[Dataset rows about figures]

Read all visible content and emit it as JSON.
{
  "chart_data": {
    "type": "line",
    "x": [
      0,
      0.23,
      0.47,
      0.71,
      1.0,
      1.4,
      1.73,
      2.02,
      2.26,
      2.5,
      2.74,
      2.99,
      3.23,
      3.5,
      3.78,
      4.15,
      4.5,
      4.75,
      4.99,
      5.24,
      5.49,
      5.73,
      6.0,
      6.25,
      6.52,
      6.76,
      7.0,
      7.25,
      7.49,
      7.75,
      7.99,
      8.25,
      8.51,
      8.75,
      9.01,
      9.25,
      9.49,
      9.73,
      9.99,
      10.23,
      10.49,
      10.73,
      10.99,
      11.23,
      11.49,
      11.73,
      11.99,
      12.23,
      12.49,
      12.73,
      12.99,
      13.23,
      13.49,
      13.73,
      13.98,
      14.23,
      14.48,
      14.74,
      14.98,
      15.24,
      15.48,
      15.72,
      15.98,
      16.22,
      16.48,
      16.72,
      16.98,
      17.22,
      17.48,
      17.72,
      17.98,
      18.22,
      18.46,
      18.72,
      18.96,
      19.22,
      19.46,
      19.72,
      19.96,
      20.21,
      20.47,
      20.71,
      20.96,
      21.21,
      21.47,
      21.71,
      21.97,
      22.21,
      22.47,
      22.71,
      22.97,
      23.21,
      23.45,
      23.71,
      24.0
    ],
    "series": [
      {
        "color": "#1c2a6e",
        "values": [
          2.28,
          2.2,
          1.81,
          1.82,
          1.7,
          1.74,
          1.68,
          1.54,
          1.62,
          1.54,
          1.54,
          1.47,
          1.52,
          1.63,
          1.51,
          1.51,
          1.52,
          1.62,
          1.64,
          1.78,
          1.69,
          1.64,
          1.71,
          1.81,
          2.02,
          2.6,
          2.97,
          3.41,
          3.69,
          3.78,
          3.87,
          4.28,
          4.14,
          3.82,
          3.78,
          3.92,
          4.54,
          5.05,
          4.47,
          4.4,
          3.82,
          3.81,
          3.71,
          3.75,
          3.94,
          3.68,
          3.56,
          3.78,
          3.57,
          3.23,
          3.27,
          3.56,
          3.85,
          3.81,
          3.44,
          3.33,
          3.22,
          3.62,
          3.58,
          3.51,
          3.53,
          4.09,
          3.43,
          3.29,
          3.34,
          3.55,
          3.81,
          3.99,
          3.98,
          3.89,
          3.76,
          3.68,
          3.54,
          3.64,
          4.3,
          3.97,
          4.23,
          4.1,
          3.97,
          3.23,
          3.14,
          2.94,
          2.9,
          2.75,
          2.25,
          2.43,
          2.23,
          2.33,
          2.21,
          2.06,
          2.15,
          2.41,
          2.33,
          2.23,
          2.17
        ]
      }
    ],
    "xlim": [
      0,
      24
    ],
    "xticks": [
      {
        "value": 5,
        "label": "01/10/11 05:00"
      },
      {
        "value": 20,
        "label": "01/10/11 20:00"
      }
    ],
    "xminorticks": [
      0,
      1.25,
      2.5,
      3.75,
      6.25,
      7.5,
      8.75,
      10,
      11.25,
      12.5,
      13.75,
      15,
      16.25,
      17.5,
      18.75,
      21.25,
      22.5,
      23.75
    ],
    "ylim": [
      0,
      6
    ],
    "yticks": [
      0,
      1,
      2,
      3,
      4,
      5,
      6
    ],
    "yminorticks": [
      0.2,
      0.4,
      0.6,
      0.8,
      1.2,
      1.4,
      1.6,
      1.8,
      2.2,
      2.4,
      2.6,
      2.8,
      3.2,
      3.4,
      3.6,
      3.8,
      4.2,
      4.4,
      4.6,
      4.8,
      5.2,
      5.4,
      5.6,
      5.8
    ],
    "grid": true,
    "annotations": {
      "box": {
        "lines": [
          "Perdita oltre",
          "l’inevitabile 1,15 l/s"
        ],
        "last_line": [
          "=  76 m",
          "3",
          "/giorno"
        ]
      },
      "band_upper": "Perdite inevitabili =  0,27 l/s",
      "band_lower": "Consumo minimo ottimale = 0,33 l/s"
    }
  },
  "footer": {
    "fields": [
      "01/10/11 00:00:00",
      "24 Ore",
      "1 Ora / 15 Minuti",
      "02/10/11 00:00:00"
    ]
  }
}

Short problem: Reproduce all of the entries word for word.

Finished task:
Read all visible content and emit it as JSON.
{
  "chart_data": {
    "type": "line",
    "x": [
      0,
      0.23,
      0.47,
      0.71,
      1.0,
      1.4,
      1.73,
      2.02,
      2.26,
      2.5,
      2.74,
      2.99,
      3.23,
      3.5,
      3.78,
      4.15,
      4.5,
      4.75,
      4.99,
      5.24,
      5.49,
      5.73,
      6.0,
      6.25,
      6.52,
      6.76,
      7.0,
      7.25,
      7.49,
      7.75,
      7.99,
      8.25,
      8.51,
      8.75,
      9.01,
      9.25,
      9.49,
      9.73,
      9.99,
      10.23,
      10.49,
      10.73,
      10.99,
      11.23,
      11.49,
      11.73,
      11.99,
      12.23,
      12.49,
      12.73,
      12.99,
      13.23,
      13.49,
      13.73,
      13.98,
      14.23,
      14.48,
      14.74,
      14.98,
      15.24,
      15.48,
      15.72,
      15.98,
      16.22,
      16.48,
      16.72,
      16.98,
      17.22,
      17.48,
      17.72,
      17.98,
      18.22,
      18.46,
      18.72,
      18.96,
      19.22,
      19.46,
      19.72,
      19.96,
      20.21,
      20.47,
      20.71,
      20.96,
      21.21,
      21.47,
      21.71,
      21.97,
      22.21,
      22.47,
      22.71,
      22.97,
      23.21,
      23.45,
      23.71,
      24.0
    ],
    "series": [
      {
        "color": "#1c2a6e",
        "values": [
          2.28,
          2.2,
          1.81,
          1.82,
          1.7,
          1.74,
          1.68,
          1.54,
          1.62,
          1.54,
          1.54,
          1.47,
          1.52,
          1.63,
          1.51,
          1.51,
          1.52,
          1.62,
          1.64,
          1.78,
          1.69,
          1.64,
          1.71,
          1.81,
          2.02,
          2.6,
          2.97,
          3.41,
          3.69,
          3.78,
          3.87,
          4.28,
          4.14,
          3.82,
          3.78,
          3.92,
          4.54,
          5.05,
          4.47,
          4.4,
          3.82,
          3.81,
          3.71,
          3.75,
          3.94,
          3.68,
          3.56,
          3.78,
          3.57,
          3.23,
          3.27,
          3.56,
          3.85,
          3.81,
          3.44,
          3.33,
          3.22,
          3.62,
          3.58,
          3.51,
          3.53,
          4.09,
          3.43,
          3.29,
          3.34,
          3.55,
          3.81,
          3.99,
          3.98,
          3.89,
          3.76,
          3.68,
          3.54,
          3.64,
          4.3,
          3.97,
          4.23,
          4.1,
          3.97,
          3.23,
          3.14,
          2.94,
          2.9,
          2.75,
          2.25,
          2.43,
          2.23,
          2.33,
          2.21,
          2.06,
          2.15,
          2.41,
          2.33,
          2.23,
          2.17
        ]
      }
    ],
    "xlim": [
      0,
      24
    ],
    "xticks": [
      {
        "value": 5,
        "label": "01/10/11 05:00"
      },
      {
        "value": 20,
        "label": "01/10/11 20:00"
      }
    ],
    "xminorticks": [
      0,
      1.25,
      2.5,
      3.75,
      6.25,
      7.5,
      8.75,
      10,
      11.25,
      12.5,
      13.75,
      15,
      16.25,
      17.5,
      18.75,
      21.25,
      22.5,
      23.75
    ],
    "ylim": [
      0,
      6
    ],
    "yticks": [
      0,
      1,
      2,
      3,
      4,
      5,
      6
    ],
    "yminorticks": [
      0.2,
      0.4,
      0.6,
      0.8,
      1.2,
      1.4,
      1.6,
      1.8,
      2.2,
      2.4,
      2.6,
      2.8,
      3.2,
      3.4,
      3.6,
      3.8,
      4.2,
      4.4,
      4.6,
      4.8,
      5.2,
      5.4,
      5.6,
      5.8
    ],
    "grid": true,
    "annotations": {
      "box": {
        "lines": [
          "Perdita oltre",
          "l’inevitabile 1,15 l/s"
        ],
        "last_line": [
          "=  76 m",
          "3",
          "/giorno"
        ]
      },
      "band_upper": "Perdite inevitabili =  0,27 l/s",
      "band_lower": "Consumo minimo ottimale = 0,33 l/s"
    }
  },
  "footer": {
    "fields": [
      "01/10/11 00:00:00",
      "24 Ore",
      "1 Ora / 15 Minuti",
      "02/10/11 00:00:00"
    ]
  }
}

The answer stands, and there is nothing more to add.